◆ **Directive**
Print all of the lines exactly. Any picture among them stays out.

◆ **Working data**

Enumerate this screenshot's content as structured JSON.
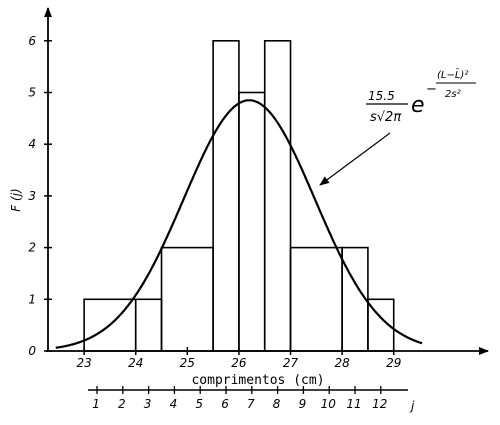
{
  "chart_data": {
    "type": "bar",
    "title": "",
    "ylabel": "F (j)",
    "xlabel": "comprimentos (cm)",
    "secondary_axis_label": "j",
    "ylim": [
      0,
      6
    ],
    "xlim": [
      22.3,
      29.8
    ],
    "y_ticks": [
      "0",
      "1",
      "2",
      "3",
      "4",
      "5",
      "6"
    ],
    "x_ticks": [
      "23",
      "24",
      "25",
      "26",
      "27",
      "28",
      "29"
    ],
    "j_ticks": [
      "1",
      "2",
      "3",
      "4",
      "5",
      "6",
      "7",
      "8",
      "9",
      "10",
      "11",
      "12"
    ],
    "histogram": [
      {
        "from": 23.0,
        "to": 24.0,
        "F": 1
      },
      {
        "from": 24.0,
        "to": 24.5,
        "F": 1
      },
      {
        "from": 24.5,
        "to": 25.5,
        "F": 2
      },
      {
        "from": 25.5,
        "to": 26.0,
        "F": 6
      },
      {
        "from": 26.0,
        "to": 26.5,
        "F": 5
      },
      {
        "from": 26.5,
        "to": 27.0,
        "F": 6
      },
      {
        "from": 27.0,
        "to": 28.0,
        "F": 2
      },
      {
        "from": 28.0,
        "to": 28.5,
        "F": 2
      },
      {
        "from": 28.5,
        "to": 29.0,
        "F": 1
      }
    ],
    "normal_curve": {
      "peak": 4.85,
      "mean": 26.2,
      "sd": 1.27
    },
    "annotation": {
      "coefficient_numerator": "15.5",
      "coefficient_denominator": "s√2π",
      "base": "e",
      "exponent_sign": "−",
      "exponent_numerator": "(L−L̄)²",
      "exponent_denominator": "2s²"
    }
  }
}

◆ **The solution**
Enumerate this screenshot's content as structured JSON.
{
  "chart_data": {
    "type": "bar",
    "title": "",
    "ylabel": "F (j)",
    "xlabel": "comprimentos (cm)",
    "secondary_axis_label": "j",
    "ylim": [
      0,
      6
    ],
    "xlim": [
      22.3,
      29.8
    ],
    "y_ticks": [
      "0",
      "1",
      "2",
      "3",
      "4",
      "5",
      "6"
    ],
    "x_ticks": [
      "23",
      "24",
      "25",
      "26",
      "27",
      "28",
      "29"
    ],
    "j_ticks": [
      "1",
      "2",
      "3",
      "4",
      "5",
      "6",
      "7",
      "8",
      "9",
      "10",
      "11",
      "12"
    ],
    "histogram": [
      {
        "from": 23.0,
        "to": 24.0,
        "F": 1
      },
      {
        "from": 24.0,
        "to": 24.5,
        "F": 1
      },
      {
        "from": 24.5,
        "to": 25.5,
        "F": 2
      },
      {
        "from": 25.5,
        "to": 26.0,
        "F": 6
      },
      {
        "from": 26.0,
        "to": 26.5,
        "F": 5
      },
      {
        "from": 26.5,
        "to": 27.0,
        "F": 6
      },
      {
        "from": 27.0,
        "to": 28.0,
        "F": 2
      },
      {
        "from": 28.0,
        "to": 28.5,
        "F": 2
      },
      {
        "from": 28.5,
        "to": 29.0,
        "F": 1
      }
    ],
    "normal_curve": {
      "peak": 4.85,
      "mean": 26.2,
      "sd": 1.27
    },
    "annotation": {
      "coefficient_numerator": "15.5",
      "coefficient_denominator": "s√2π",
      "base": "e",
      "exponent_sign": "−",
      "exponent_numerator": "(L−L̄)²",
      "exponent_denominator": "2s²"
    }
  }
}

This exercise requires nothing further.